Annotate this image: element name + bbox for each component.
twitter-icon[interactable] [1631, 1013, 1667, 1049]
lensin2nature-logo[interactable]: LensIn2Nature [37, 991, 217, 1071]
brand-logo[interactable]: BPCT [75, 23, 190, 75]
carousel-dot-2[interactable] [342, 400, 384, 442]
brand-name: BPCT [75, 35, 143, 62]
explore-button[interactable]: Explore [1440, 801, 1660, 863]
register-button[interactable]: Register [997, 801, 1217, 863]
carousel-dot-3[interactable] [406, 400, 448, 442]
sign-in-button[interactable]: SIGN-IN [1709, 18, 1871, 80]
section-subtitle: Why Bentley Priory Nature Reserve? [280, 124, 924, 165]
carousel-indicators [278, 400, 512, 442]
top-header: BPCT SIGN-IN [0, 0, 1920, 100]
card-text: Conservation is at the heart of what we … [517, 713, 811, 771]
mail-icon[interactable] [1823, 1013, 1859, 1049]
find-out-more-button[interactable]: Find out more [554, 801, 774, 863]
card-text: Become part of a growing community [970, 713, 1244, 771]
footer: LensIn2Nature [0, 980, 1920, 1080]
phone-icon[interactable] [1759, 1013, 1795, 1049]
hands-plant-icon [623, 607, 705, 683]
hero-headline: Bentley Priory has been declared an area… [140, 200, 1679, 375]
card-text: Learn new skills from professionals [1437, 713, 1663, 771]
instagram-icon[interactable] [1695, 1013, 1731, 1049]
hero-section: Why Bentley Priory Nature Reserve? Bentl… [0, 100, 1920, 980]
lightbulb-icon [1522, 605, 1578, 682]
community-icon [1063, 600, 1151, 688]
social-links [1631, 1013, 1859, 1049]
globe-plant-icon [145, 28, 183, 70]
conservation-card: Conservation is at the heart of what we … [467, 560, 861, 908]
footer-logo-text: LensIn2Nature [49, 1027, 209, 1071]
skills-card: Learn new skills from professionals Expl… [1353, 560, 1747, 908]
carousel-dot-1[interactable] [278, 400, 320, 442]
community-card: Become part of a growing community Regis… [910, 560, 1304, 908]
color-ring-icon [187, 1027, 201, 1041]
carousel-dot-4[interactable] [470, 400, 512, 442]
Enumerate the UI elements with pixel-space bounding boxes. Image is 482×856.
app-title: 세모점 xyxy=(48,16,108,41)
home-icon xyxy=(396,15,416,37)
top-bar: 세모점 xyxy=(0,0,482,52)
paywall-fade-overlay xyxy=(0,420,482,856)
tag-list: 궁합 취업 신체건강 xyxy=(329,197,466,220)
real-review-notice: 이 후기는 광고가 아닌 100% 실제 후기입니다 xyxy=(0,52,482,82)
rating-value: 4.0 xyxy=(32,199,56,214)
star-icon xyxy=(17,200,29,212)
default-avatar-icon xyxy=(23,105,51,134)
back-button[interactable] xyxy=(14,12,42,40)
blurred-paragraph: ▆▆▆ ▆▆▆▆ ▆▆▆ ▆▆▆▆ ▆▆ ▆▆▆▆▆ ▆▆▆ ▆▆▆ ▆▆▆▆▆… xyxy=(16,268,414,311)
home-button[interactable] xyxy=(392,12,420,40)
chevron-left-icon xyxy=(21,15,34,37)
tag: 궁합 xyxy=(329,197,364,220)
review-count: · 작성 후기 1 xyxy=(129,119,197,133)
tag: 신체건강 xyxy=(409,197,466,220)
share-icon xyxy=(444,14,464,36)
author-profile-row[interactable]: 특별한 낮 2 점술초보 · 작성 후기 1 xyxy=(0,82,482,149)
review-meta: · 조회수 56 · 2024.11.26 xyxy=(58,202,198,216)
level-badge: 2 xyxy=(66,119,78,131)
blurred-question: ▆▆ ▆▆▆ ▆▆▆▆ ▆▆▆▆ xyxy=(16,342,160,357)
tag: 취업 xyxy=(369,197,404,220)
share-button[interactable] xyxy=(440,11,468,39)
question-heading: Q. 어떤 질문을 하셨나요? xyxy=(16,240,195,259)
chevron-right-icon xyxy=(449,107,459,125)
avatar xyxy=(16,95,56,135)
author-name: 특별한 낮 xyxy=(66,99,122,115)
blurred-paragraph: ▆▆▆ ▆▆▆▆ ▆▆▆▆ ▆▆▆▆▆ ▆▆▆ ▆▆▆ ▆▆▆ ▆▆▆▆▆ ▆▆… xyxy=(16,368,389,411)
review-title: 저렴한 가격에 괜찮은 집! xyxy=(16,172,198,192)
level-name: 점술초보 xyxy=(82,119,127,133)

== REQUIREMENT ==
Copy out all of the lines above, replacing "blurred-paragraph" with "masked-paragraph" wherever it occurs and leaving everything else unchanged.

== EXERCISE RESULT ==
Annotate this image: element name + bbox for each component.
twitter-icon[interactable] [1631, 1013, 1667, 1049]
lensin2nature-logo[interactable]: LensIn2Nature [37, 991, 217, 1071]
brand-logo[interactable]: BPCT [75, 23, 190, 75]
carousel-dot-2[interactable] [342, 400, 384, 442]
brand-name: BPCT [75, 35, 143, 62]
explore-button[interactable]: Explore [1440, 801, 1660, 863]
register-button[interactable]: Register [997, 801, 1217, 863]
carousel-dot-3[interactable] [406, 400, 448, 442]
sign-in-button[interactable]: SIGN-IN [1709, 18, 1871, 80]
section-subtitle: Why Bentley Priory Nature Reserve? [280, 124, 924, 165]
carousel-indicators [278, 400, 512, 442]
top-header: BPCT SIGN-IN [0, 0, 1920, 100]
card-text: Conservation is at the heart of what we … [517, 713, 811, 771]
mail-icon[interactable] [1823, 1013, 1859, 1049]
find-out-more-button[interactable]: Find out more [554, 801, 774, 863]
card-text: Become part of a growing community [970, 713, 1244, 771]
footer: LensIn2Nature [0, 980, 1920, 1080]
phone-icon[interactable] [1759, 1013, 1795, 1049]
hands-plant-icon [623, 607, 705, 683]
hero-headline: Bentley Priory has been declared an area… [140, 200, 1679, 375]
card-text: Learn new skills from professionals [1437, 713, 1663, 771]
instagram-icon[interactable] [1695, 1013, 1731, 1049]
hero-section: Why Bentley Priory Nature Reserve? Bentl… [0, 100, 1920, 980]
lightbulb-icon [1522, 605, 1578, 682]
community-icon [1063, 600, 1151, 688]
social-links [1631, 1013, 1859, 1049]
globe-plant-icon [145, 28, 183, 70]
conservation-card: Conservation is at the heart of what we … [467, 560, 861, 908]
footer-logo-text: LensIn2Nature [49, 1027, 209, 1071]
skills-card: Learn new skills from professionals Expl… [1353, 560, 1747, 908]
carousel-dot-1[interactable] [278, 400, 320, 442]
community-card: Become part of a growing community Regis… [910, 560, 1304, 908]
color-ring-icon [187, 1027, 201, 1041]
carousel-dot-4[interactable] [470, 400, 512, 442]
Enumerate the UI elements with pixel-space bounding boxes. Image is 482×856.
app-title: 세모점 xyxy=(48,16,108,41)
home-icon xyxy=(396,15,416,37)
top-bar: 세모점 xyxy=(0,0,482,52)
paywall-fade-overlay xyxy=(0,420,482,856)
tag-list: 궁합 취업 신체건강 xyxy=(329,197,466,220)
real-review-notice: 이 후기는 광고가 아닌 100% 실제 후기입니다 xyxy=(0,52,482,82)
rating-value: 4.0 xyxy=(32,199,56,214)
star-icon xyxy=(17,200,29,212)
default-avatar-icon xyxy=(23,105,51,134)
back-button[interactable] xyxy=(14,12,42,40)
masked-paragraph: ▆▆▆ ▆▆▆▆ ▆▆▆ ▆▆▆▆ ▆▆ ▆▆▆▆▆ ▆▆▆ ▆▆▆ ▆▆▆▆▆… xyxy=(16,268,414,311)
home-button[interactable] xyxy=(392,12,420,40)
chevron-left-icon xyxy=(21,15,34,37)
tag: 궁합 xyxy=(329,197,364,220)
review-count: · 작성 후기 1 xyxy=(129,119,197,133)
tag: 신체건강 xyxy=(409,197,466,220)
share-icon xyxy=(444,14,464,36)
author-profile-row[interactable]: 특별한 낮 2 점술초보 · 작성 후기 1 xyxy=(0,82,482,149)
review-meta: · 조회수 56 · 2024.11.26 xyxy=(58,202,198,216)
level-badge: 2 xyxy=(66,119,78,131)
blurred-question: ▆▆ ▆▆▆ ▆▆▆▆ ▆▆▆▆ xyxy=(16,342,160,357)
tag: 취업 xyxy=(369,197,404,220)
share-button[interactable] xyxy=(440,11,468,39)
question-heading: Q. 어떤 질문을 하셨나요? xyxy=(16,240,195,259)
chevron-right-icon xyxy=(449,107,459,125)
avatar xyxy=(16,95,56,135)
author-name: 특별한 낮 xyxy=(66,99,122,115)
masked-paragraph: ▆▆▆ ▆▆▆▆ ▆▆▆▆ ▆▆▆▆▆ ▆▆▆ ▆▆▆ ▆▆▆ ▆▆▆▆▆ ▆▆… xyxy=(16,368,389,411)
review-title: 저렴한 가격에 괜찮은 집! xyxy=(16,172,198,192)
level-name: 점술초보 xyxy=(82,119,127,133)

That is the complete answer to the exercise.